Task statement
Every record should be written out exactly, please.

Data provided
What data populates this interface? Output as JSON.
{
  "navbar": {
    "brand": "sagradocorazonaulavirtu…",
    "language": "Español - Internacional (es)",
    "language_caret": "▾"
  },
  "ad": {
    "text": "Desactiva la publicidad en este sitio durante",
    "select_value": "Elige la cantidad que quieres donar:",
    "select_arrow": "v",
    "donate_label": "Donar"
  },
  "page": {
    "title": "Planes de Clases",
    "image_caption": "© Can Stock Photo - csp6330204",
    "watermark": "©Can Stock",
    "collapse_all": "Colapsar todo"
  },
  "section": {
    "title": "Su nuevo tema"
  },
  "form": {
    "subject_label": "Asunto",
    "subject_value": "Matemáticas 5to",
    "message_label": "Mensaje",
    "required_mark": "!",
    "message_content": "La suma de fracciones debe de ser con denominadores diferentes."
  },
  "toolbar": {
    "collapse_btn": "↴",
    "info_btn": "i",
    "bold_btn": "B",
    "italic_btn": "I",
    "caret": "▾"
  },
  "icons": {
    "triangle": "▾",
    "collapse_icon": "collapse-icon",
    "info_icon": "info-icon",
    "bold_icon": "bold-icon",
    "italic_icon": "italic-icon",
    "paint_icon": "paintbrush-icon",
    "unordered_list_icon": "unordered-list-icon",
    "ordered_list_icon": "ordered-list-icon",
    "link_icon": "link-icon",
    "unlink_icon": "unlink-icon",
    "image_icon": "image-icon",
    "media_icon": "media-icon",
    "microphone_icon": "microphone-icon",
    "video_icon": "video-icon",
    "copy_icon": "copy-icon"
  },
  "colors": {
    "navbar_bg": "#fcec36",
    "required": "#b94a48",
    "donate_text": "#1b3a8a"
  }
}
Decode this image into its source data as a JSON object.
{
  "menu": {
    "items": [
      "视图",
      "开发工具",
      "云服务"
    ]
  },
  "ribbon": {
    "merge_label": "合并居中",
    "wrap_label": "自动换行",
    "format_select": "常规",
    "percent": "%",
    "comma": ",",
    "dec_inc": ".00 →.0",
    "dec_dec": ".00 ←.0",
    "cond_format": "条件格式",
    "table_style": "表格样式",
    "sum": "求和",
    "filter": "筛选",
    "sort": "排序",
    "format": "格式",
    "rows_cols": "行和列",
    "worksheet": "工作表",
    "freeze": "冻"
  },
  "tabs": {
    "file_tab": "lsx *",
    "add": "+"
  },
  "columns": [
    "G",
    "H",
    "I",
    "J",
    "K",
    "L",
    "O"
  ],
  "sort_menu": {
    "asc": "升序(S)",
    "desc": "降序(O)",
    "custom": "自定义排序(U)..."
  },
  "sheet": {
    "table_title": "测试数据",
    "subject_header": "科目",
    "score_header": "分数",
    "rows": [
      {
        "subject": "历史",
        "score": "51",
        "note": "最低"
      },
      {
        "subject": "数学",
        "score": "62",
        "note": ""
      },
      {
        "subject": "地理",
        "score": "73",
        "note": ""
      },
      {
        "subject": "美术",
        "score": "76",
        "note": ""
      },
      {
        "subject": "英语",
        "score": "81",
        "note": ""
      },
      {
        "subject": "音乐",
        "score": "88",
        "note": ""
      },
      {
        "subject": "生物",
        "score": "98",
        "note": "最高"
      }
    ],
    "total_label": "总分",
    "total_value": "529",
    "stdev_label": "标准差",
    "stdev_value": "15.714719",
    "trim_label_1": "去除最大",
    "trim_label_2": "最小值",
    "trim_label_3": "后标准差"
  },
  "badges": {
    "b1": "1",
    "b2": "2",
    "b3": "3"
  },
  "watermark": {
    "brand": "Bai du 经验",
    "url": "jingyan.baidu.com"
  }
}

Answer
What data populates this interface? Output as JSON.
{
  "navbar": {
    "brand": "sagradocorazonaulavirtu…",
    "language": "Español - Internacional (es)",
    "language_caret": "▾"
  },
  "ad": {
    "text": "Desactiva la publicidad en este sitio durante",
    "select_value": "Elige la cantidad que quieres donar:",
    "select_arrow": "v",
    "donate_label": "Donar"
  },
  "page": {
    "title": "Planes de Clases",
    "image_caption": "© Can Stock Photo - csp6330204",
    "watermark": "©Can Stock",
    "collapse_all": "Colapsar todo"
  },
  "section": {
    "title": "Su nuevo tema"
  },
  "form": {
    "subject_label": "Asunto",
    "subject_value": "Matemáticas 5to",
    "message_label": "Mensaje",
    "required_mark": "!",
    "message_content": "La suma de fracciones debe de ser con denominadores diferentes."
  },
  "toolbar": {
    "collapse_btn": "↴",
    "info_btn": "i",
    "bold_btn": "B",
    "italic_btn": "I",
    "caret": "▾"
  },
  "icons": {
    "triangle": "▾",
    "collapse_icon": "collapse-icon",
    "info_icon": "info-icon",
    "bold_icon": "bold-icon",
    "italic_icon": "italic-icon",
    "paint_icon": "paintbrush-icon",
    "unordered_list_icon": "unordered-list-icon",
    "ordered_list_icon": "ordered-list-icon",
    "link_icon": "link-icon",
    "unlink_icon": "unlink-icon",
    "image_icon": "image-icon",
    "media_icon": "media-icon",
    "microphone_icon": "microphone-icon",
    "video_icon": "video-icon",
    "copy_icon": "copy-icon"
  },
  "colors": {
    "navbar_bg": "#fcec36",
    "required": "#b94a48",
    "donate_text": "#1b3a8a"
  }
}
Decode this image into its source data as a JSON object.
{
  "menu": {
    "items": [
      "视图",
      "开发工具",
      "云服务"
    ]
  },
  "ribbon": {
    "merge_label": "合并居中",
    "wrap_label": "自动换行",
    "format_select": "常规",
    "percent": "%",
    "comma": ",",
    "dec_inc": ".00 →.0",
    "dec_dec": ".00 ←.0",
    "cond_format": "条件格式",
    "table_style": "表格样式",
    "sum": "求和",
    "filter": "筛选",
    "sort": "排序",
    "format": "格式",
    "rows_cols": "行和列",
    "worksheet": "工作表",
    "freeze": "冻"
  },
  "tabs": {
    "file_tab": "lsx *",
    "add": "+"
  },
  "columns": [
    "G",
    "H",
    "I",
    "J",
    "K",
    "L",
    "O"
  ],
  "sort_menu": {
    "asc": "升序(S)",
    "desc": "降序(O)",
    "custom": "自定义排序(U)..."
  },
  "sheet": {
    "table_title": "测试数据",
    "subject_header": "科目",
    "score_header": "分数",
    "rows": [
      {
        "subject": "历史",
        "score": "51",
        "note": "最低"
      },
      {
        "subject": "数学",
        "score": "62",
        "note": ""
      },
      {
        "subject": "地理",
        "score": "73",
        "note": ""
      },
      {
        "subject": "美术",
        "score": "76",
        "note": ""
      },
      {
        "subject": "英语",
        "score": "81",
        "note": ""
      },
      {
        "subject": "音乐",
        "score": "88",
        "note": ""
      },
      {
        "subject": "生物",
        "score": "98",
        "note": "最高"
      }
    ],
    "total_label": "总分",
    "total_value": "529",
    "stdev_label": "标准差",
    "stdev_value": "15.714719",
    "trim_label_1": "去除最大",
    "trim_label_2": "最小值",
    "trim_label_3": "后标准差"
  },
  "badges": {
    "b1": "1",
    "b2": "2",
    "b3": "3"
  },
  "watermark": {
    "brand": "Bai du 经验",
    "url": "jingyan.baidu.com"
  }
}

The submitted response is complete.